Extracto de la página
..............................

Glamour en tiempos de crisis
Honorio Feiro.- Cuando creía haber despejado la duda de si el Real Madrid de “Mou” sería capaz de acabar con al hegemonía del Barcelona de “Pep”, ahora resulta que nos toca soportar la boda de Wili y de Kate, o sea Guillermo y Catalina. Además, leo que el Palacio sede del Ayuntamiento de Madrid, sede faraónica del señor Gallardón, ha recibido tantas visitas como el Museo del Prado. No puede ser casual. La curiosidad y el morbo encabezan todas las manifestaciones del gran público, dirige sus instintos y se desvela por sus conclusiones; la expectación por descubrir la parcela de intimidad que se supone que alberga un dormitorio o un vestidor de esta clase de privilegiados se antepone a los misterios que encierra una biblioteca. El gran público anhela poder sentarse ante el televisor (cada vez más plano, cada vez más grande), para no perder el más mínimo detalle.
No ocurre lo mismo ante la media docena de asuntos claves para hacer que la vida de uno discurra por cauces más seguros, más sólidos, más humanos. La crisis está segmentando a la sociedad española y los comedores de Cáritas, y los centros de las madres que siguen el ejemplo de Teresa de Calcuta, por citar sólo dos casos, cuentan cada día con mayor número de asistentes para llevarse algo a la boca. En Cáritas se hizo famosa la asistencia de lo que algunos han llamado “los pobres de pelo limpio”, porque, a diferencia del vagabundo harapiento y sucio, son personas como cualquiera de nosotros, pero con todos los miembros de la familia en el paro, y la ayuda social, cuando llega, no es suficiente.
La que dicen ha sido la boda del año (hasta que se produzca la próxima), ha levantado pasiones. En plena crisis el glamour es como un sueño hecho realidad. Diarios, no diarios, emisoras de radio y TV han satisfecho su programación con los detalles de la boda y han llegado a enviar a periodistas para cubrir el evento. Periodistas que, lejos del desarrollo de los acontecimientos, han aprovechado para darse una vuelta por las tiendas de Oxford Street o Picadilly Circus para comprar algún souvenir, eso sí, con las imágenes de los novios. Sintonizo una emisora de radio y oigo que la cola, de tres metros, era corta –se referían a la cola del vestido de la novia- y apenas si se veía en la catedral de Wetsminster. No se si por austeridad debido a los tiempos que corren, o por ese carácter desaborido de los ingleses (¡eh mister!), el convite, que para muchos es lo que cuenta, se ha limitado a poco más de una docena de canapés por barba y el remate final es que el vestido de Caty es casi idéntico del que llevó Belén Esteban, la otra princesa, la princesa del pueblo español. Definitivamente apago mi receptor de radio. Sospecho que estos son tres detalles de suma importancia para un acto social del alcance de este y deduzco que lo que quiere el personal es más glamour, la cola más larga (dicen que siempre es buen augurio), y un convite de los de antes, con el menú escrito en francés y las suculencias de la época victoriana para uso y disfrute de los selectos invitados.

..............................

Conjunto de registros
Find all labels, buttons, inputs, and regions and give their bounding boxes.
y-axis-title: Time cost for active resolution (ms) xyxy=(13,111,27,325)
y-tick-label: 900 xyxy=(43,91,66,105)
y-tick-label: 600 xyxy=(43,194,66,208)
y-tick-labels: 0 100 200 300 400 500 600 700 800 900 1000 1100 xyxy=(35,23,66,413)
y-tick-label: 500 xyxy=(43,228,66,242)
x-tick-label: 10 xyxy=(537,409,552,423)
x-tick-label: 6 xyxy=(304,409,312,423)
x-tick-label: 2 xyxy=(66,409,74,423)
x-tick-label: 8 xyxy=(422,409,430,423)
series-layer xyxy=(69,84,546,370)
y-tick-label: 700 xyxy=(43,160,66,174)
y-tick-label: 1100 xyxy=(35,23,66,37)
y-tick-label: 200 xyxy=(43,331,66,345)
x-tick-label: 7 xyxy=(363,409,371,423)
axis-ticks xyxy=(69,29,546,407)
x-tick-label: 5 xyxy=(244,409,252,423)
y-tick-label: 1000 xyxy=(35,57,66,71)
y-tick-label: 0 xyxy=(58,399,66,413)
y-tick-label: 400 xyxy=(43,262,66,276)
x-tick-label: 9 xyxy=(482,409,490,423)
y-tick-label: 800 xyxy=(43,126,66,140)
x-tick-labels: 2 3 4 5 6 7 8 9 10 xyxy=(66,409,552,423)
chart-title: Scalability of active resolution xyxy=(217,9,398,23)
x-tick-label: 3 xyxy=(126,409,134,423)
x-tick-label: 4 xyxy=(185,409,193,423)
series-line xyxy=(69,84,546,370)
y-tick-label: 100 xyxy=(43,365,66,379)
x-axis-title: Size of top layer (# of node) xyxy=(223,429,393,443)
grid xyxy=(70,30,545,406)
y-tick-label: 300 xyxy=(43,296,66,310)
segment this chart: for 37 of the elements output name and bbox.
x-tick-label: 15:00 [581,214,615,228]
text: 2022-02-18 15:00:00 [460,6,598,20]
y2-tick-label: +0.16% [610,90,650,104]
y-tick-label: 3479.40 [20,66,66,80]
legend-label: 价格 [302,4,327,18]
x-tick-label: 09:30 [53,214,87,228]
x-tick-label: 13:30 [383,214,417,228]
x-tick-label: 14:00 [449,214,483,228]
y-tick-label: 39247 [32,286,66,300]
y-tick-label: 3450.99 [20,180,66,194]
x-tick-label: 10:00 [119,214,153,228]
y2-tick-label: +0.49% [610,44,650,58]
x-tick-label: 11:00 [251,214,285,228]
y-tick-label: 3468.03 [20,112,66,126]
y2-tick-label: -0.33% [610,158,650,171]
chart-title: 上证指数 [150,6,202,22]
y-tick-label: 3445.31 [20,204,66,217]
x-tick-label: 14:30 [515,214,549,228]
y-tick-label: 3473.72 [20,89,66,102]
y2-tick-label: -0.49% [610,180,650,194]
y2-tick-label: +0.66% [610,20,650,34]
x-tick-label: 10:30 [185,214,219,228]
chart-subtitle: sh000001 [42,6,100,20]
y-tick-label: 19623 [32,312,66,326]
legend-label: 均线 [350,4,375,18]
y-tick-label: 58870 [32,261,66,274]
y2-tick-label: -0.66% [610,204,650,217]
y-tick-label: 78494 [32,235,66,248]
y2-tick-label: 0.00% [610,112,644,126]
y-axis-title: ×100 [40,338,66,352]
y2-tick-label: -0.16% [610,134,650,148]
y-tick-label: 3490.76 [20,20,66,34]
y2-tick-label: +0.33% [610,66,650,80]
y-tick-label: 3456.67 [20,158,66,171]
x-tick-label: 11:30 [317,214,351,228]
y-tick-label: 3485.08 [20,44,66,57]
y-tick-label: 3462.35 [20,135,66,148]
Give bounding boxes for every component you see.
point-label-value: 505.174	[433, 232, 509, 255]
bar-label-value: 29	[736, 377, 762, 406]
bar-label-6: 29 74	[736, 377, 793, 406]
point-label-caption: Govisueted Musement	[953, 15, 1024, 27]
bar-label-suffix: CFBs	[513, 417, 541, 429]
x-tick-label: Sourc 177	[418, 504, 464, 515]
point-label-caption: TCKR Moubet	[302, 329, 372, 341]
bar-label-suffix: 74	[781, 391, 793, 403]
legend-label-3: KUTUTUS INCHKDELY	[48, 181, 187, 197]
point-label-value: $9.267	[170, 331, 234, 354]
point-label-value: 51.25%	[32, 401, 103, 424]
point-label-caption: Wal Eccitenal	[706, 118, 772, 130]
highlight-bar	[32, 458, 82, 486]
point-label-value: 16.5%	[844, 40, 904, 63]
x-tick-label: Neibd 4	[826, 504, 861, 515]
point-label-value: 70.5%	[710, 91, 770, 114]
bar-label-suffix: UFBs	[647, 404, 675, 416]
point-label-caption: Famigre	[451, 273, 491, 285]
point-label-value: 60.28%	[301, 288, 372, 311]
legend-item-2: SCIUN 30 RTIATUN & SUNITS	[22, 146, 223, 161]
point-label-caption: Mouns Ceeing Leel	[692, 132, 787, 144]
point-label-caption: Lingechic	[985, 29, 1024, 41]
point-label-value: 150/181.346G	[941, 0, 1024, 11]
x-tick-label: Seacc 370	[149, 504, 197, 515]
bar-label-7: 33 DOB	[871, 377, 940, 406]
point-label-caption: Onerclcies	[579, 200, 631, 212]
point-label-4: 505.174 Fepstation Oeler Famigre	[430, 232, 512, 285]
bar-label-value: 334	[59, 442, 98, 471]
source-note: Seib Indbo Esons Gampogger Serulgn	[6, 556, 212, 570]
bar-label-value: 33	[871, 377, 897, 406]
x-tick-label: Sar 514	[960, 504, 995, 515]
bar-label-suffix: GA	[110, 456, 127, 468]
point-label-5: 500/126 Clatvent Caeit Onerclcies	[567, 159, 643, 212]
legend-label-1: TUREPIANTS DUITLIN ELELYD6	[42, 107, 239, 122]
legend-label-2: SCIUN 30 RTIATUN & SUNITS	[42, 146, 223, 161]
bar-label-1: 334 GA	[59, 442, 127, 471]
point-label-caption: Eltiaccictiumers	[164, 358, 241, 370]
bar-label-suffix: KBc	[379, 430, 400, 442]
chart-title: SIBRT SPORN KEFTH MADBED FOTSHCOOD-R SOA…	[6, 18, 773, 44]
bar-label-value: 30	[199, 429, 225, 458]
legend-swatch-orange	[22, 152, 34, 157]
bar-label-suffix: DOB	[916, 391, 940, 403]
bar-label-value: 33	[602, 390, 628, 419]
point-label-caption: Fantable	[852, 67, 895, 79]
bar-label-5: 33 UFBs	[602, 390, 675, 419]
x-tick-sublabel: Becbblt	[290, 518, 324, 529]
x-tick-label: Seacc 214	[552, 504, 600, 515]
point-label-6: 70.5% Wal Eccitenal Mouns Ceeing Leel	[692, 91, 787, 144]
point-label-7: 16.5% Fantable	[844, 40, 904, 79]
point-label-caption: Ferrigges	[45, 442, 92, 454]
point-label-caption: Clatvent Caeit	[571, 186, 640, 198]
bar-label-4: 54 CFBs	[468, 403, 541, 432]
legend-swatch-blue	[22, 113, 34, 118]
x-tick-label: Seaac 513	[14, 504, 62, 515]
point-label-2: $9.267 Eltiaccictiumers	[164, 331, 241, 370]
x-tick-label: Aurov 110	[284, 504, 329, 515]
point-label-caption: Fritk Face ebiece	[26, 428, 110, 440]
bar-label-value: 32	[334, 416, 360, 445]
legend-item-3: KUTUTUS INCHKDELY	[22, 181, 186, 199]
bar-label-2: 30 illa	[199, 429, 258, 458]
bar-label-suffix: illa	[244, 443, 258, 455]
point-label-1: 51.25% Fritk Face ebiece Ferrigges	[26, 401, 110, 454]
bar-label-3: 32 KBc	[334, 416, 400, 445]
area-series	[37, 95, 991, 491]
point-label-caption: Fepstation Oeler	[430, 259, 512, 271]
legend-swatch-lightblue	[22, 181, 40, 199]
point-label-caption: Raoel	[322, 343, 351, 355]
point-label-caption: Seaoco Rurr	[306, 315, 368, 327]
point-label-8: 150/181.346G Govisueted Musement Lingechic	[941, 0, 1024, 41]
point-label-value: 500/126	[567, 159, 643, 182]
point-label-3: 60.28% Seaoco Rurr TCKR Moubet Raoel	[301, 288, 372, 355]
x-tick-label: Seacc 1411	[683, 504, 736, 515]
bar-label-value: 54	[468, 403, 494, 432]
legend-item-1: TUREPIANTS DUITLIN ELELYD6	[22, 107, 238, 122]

..............................

Tarea A
En el artículo sobre la boda de Guillermo y Catalina, ¿cuántos metros medía la cola del vestido de la novia?
Tarea B
Resume en dos oraciones el artículo sobre la boda de Guillermo y Catalina.
Tarea C
Retoma el artículo sobre la boda de Guillermo y Catalina a partir de su última oración.
Los registros proceden de una fuente distinta.

Respuesta A
Tres metros.

Respuesta B
El artículo contrapone la curiosidad del gran público por la boda de Guillermo y Catalina y por la intimidad de los privilegiados con la falta de interés por los asuntos clave, mientras la crisis llena cada día más los comedores de Cáritas. También describe cómo los medios cubrieron la boda enviando periodistas y se detiene en detalles como la cola de tres metros del vestido y un convite de poco más de una docena de canapés por invitado.

Respuesta C
Pues algo parecido ocurre con el palacio del señor Gallardón. El público visita el lugar –es gratis- con mayor entusiasmo que el Museo del Prado, o cualquier otro, buscando también ese glamour que se le supone a un alto mandatario como es el alcalde de Madrid. Después de la muerte de Franco, cuando abrieron las puertas del Palacio de El Pardo, muchos visitantes de la que había sido sede del Generalísimo salían decepcionados al ver el dormitorio del Caudillo que, como buen militar, era austero en sus costumbres, y esto decepcionó al personal que buscaba argumentos para criticar a la Dictadura.
Tal vez el éxito de todo esto está en pensar que los sueños son algo más que sueños. Que la suntuosidad y el lujo existen más allá de los cuentos de hadas; que Cenicienta no es una fantasía. Tal vez por eso la sociedad, en general, no sólo entiende sino que justifica comportamientos capaces de obrar el “milagro” de ser un don nadie hoy para convertirse en un triunfador mañana. Es como un espejo en el que muchos se reflejan, y se ven con esos tocados como los que lucen las invitadas a estos grandes acontecimientos, o con un frac como los que lleva, en este caso, el padre del novio.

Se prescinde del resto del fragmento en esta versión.